EXERCISE –
Please output the lines shown below exactly as they appear.

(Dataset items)
--------------------

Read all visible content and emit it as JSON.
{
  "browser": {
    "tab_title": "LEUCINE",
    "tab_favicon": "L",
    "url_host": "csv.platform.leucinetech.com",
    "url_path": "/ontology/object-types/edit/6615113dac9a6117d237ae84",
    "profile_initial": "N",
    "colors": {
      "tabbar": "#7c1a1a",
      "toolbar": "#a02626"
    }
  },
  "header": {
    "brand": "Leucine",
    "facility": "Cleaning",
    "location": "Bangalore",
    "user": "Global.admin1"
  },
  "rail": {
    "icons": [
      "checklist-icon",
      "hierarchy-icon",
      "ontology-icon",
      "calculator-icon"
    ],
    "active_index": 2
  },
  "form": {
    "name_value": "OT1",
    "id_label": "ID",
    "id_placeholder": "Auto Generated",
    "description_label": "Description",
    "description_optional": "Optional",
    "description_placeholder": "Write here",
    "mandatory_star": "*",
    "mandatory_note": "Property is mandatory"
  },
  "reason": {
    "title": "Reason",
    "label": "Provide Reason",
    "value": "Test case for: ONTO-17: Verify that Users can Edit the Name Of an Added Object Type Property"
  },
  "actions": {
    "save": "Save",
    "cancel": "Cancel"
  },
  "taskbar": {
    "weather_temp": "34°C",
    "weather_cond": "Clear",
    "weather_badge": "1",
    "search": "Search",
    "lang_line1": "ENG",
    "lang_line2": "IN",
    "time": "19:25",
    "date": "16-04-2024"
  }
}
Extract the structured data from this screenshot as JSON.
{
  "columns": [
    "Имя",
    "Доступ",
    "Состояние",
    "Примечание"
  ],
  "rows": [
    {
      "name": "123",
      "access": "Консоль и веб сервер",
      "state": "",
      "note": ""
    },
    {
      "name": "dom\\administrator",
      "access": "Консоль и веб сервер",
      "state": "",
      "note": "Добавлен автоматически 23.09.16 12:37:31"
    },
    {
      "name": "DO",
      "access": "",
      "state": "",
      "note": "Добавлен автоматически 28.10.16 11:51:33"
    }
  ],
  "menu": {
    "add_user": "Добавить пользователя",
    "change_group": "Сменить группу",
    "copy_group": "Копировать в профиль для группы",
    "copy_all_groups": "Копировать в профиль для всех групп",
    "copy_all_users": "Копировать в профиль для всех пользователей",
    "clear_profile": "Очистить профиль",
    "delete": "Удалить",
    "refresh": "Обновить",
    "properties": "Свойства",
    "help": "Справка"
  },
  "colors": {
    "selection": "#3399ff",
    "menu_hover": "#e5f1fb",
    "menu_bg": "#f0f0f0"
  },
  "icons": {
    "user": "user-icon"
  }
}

--------------------

COMPLETE RESPONSE –
Read all visible content and emit it as JSON.
{
  "browser": {
    "tab_title": "LEUCINE",
    "tab_favicon": "L",
    "url_host": "csv.platform.leucinetech.com",
    "url_path": "/ontology/object-types/edit/6615113dac9a6117d237ae84",
    "profile_initial": "N",
    "colors": {
      "tabbar": "#7c1a1a",
      "toolbar": "#a02626"
    }
  },
  "header": {
    "brand": "Leucine",
    "facility": "Cleaning",
    "location": "Bangalore",
    "user": "Global.admin1"
  },
  "rail": {
    "icons": [
      "checklist-icon",
      "hierarchy-icon",
      "ontology-icon",
      "calculator-icon"
    ],
    "active_index": 2
  },
  "form": {
    "name_value": "OT1",
    "id_label": "ID",
    "id_placeholder": "Auto Generated",
    "description_label": "Description",
    "description_optional": "Optional",
    "description_placeholder": "Write here",
    "mandatory_star": "*",
    "mandatory_note": "Property is mandatory"
  },
  "reason": {
    "title": "Reason",
    "label": "Provide Reason",
    "value": "Test case for: ONTO-17: Verify that Users can Edit the Name Of an Added Object Type Property"
  },
  "actions": {
    "save": "Save",
    "cancel": "Cancel"
  },
  "taskbar": {
    "weather_temp": "34°C",
    "weather_cond": "Clear",
    "weather_badge": "1",
    "search": "Search",
    "lang_line1": "ENG",
    "lang_line2": "IN",
    "time": "19:25",
    "date": "16-04-2024"
  }
}
Extract the structured data from this screenshot as JSON.
{
  "columns": [
    "Имя",
    "Доступ",
    "Состояние",
    "Примечание"
  ],
  "rows": [
    {
      "name": "123",
      "access": "Консоль и веб сервер",
      "state": "",
      "note": ""
    },
    {
      "name": "dom\\administrator",
      "access": "Консоль и веб сервер",
      "state": "",
      "note": "Добавлен автоматически 23.09.16 12:37:31"
    },
    {
      "name": "DO",
      "access": "",
      "state": "",
      "note": "Добавлен автоматически 28.10.16 11:51:33"
    }
  ],
  "menu": {
    "add_user": "Добавить пользователя",
    "change_group": "Сменить группу",
    "copy_group": "Копировать в профиль для группы",
    "copy_all_groups": "Копировать в профиль для всех групп",
    "copy_all_users": "Копировать в профиль для всех пользователей",
    "clear_profile": "Очистить профиль",
    "delete": "Удалить",
    "refresh": "Обновить",
    "properties": "Свойства",
    "help": "Справка"
  },
  "colors": {
    "selection": "#3399ff",
    "menu_hover": "#e5f1fb",
    "menu_bg": "#f0f0f0"
  },
  "icons": {
    "user": "user-icon"
  }
}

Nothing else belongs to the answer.